### Items from a dataset

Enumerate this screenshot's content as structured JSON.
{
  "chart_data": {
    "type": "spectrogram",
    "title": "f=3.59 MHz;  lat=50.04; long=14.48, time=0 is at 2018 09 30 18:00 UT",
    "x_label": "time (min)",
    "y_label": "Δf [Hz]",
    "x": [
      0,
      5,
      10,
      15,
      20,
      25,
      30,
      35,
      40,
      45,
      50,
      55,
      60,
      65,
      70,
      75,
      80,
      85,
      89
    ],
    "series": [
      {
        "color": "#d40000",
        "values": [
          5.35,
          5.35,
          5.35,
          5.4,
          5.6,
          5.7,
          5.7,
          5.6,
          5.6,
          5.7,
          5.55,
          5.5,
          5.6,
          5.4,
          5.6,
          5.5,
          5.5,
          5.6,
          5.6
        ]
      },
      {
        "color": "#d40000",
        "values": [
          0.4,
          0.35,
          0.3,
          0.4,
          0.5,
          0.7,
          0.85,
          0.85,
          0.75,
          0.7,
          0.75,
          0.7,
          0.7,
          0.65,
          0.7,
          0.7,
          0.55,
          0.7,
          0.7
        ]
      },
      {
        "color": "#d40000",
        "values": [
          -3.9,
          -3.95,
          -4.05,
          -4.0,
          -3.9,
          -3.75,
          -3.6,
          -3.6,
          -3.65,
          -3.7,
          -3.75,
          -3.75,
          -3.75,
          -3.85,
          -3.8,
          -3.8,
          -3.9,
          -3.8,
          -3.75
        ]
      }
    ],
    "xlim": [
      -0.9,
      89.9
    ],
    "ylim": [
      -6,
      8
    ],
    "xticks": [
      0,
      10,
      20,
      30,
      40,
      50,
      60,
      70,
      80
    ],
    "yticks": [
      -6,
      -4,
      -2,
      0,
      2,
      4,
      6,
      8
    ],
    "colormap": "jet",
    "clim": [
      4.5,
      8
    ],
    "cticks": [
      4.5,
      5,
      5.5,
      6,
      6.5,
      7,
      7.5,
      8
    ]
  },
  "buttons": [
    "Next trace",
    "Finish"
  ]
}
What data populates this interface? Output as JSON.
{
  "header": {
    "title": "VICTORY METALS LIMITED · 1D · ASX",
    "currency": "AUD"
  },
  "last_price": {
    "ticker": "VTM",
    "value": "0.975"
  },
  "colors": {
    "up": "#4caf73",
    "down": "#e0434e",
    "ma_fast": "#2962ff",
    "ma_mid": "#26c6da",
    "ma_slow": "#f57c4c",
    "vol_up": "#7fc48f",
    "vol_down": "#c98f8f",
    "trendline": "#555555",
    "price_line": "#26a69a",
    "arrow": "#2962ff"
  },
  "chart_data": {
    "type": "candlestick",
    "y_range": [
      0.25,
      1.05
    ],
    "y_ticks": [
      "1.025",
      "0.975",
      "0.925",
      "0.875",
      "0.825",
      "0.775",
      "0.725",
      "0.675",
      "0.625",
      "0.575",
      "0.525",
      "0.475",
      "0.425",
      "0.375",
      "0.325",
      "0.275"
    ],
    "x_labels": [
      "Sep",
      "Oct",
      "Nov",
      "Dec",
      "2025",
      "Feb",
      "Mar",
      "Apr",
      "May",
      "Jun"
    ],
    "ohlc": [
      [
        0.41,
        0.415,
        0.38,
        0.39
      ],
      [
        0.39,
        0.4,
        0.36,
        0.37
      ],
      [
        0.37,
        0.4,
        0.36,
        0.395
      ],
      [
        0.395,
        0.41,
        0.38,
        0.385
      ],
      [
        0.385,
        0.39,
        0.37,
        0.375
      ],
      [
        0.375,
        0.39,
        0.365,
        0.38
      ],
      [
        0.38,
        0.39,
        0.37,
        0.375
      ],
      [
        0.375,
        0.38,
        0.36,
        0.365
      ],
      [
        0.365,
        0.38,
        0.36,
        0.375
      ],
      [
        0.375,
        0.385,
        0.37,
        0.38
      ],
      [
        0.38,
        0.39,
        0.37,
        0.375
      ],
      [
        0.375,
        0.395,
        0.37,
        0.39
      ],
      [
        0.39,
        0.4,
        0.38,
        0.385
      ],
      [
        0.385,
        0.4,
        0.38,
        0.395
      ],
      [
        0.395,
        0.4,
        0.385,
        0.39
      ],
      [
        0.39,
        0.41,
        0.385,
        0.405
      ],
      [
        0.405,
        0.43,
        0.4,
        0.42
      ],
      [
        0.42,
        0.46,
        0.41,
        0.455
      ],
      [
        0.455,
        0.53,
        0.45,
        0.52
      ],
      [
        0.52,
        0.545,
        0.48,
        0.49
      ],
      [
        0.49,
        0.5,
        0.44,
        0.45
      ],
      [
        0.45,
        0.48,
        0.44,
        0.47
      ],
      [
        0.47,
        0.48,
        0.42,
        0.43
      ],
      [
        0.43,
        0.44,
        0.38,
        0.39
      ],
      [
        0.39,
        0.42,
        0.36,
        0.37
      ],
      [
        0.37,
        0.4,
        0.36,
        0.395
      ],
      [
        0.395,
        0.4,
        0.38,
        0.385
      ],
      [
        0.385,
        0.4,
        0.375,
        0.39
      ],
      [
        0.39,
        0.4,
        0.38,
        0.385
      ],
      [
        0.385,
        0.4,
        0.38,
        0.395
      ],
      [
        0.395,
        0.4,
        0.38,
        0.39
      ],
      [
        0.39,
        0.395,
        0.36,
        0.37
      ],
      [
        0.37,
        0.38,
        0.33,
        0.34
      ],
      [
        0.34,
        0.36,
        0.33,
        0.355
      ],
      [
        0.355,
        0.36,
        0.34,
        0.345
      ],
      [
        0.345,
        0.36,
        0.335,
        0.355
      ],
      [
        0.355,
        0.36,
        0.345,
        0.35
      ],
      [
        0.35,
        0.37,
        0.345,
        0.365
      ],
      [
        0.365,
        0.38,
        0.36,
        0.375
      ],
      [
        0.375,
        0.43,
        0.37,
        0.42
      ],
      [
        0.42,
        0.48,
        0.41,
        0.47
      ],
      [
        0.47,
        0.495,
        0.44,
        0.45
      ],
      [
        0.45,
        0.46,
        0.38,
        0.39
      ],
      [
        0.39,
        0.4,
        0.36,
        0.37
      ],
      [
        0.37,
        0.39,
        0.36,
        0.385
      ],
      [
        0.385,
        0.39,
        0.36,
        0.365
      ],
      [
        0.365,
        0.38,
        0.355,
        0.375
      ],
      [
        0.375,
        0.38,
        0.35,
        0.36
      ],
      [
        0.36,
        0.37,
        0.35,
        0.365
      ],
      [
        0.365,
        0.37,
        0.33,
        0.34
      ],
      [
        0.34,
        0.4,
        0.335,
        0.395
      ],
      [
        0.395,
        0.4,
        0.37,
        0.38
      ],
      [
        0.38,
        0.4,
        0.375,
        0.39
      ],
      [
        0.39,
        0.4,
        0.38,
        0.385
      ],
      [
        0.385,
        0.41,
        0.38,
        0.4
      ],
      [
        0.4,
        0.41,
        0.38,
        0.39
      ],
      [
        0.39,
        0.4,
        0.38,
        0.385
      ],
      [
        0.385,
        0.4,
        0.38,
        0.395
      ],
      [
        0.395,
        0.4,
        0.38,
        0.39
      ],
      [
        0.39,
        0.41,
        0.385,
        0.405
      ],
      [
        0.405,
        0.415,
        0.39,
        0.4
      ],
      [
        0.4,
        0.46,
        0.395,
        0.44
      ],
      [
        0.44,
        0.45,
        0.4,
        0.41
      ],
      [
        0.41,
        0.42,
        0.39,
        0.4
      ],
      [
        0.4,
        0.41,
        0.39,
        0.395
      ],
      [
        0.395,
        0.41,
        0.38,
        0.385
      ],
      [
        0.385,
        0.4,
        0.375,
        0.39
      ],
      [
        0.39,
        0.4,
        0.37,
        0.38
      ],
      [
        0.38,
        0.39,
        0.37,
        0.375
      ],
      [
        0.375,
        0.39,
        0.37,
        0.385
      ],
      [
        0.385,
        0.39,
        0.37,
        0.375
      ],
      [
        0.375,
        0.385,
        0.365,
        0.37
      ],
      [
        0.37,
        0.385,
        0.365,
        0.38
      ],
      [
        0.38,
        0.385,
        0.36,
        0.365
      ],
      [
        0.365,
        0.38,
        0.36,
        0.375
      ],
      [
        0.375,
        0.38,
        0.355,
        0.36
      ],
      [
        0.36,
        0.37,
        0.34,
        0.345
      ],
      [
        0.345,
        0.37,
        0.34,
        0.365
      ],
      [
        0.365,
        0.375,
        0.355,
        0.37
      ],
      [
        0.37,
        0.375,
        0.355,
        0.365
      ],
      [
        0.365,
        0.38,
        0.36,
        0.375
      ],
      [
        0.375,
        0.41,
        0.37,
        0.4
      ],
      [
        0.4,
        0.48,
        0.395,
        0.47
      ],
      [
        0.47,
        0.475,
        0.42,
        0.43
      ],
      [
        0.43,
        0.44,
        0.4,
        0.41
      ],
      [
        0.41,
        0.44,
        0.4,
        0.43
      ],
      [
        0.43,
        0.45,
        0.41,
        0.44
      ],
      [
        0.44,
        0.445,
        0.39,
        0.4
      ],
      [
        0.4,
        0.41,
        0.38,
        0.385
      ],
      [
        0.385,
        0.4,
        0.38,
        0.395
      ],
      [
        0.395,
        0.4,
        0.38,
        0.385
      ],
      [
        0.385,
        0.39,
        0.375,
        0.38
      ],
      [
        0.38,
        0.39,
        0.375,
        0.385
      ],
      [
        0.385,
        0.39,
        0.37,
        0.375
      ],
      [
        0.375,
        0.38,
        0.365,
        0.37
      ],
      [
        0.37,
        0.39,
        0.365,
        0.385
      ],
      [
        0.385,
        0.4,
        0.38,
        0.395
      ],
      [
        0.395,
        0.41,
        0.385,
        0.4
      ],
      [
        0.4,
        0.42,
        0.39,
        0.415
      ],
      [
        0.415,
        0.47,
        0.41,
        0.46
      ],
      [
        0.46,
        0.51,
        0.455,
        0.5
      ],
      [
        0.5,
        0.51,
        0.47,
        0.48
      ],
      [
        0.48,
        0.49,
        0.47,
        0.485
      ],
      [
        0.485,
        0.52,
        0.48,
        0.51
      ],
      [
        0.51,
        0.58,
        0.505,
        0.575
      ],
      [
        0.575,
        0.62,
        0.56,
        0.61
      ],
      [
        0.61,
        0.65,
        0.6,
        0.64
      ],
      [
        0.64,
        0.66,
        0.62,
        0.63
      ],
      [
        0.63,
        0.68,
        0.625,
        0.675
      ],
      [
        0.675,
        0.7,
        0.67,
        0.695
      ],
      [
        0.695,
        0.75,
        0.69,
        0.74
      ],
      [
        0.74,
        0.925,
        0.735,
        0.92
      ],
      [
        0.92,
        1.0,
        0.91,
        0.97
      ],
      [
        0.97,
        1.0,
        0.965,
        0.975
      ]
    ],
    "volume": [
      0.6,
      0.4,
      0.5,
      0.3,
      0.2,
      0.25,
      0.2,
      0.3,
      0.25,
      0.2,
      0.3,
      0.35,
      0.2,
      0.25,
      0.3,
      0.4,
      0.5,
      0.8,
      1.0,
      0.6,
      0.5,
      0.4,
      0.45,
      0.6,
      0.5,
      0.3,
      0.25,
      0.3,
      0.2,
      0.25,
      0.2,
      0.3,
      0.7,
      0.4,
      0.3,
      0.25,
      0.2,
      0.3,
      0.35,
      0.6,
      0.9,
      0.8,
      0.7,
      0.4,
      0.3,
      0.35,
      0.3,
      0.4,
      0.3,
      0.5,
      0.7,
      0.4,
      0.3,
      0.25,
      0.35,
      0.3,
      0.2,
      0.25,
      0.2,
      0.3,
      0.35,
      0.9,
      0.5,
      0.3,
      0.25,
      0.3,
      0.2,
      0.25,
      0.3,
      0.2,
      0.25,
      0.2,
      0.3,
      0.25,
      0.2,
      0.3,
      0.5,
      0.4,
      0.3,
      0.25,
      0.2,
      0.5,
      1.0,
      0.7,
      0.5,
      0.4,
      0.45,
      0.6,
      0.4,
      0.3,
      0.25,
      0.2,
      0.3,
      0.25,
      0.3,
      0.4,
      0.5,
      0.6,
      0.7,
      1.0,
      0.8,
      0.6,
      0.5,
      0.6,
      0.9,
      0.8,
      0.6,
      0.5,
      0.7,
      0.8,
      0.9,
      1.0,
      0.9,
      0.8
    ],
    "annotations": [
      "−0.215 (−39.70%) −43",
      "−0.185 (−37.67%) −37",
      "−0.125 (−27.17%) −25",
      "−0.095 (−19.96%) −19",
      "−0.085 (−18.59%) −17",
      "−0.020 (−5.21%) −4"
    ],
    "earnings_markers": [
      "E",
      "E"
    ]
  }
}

### TASK TO CARRY OUT
Copy out every line of the listing that includes the string "this".

### TASK RESULT
Enumerate this screenshot's content as structured JSON.
What data populates this interface? Output as JSON.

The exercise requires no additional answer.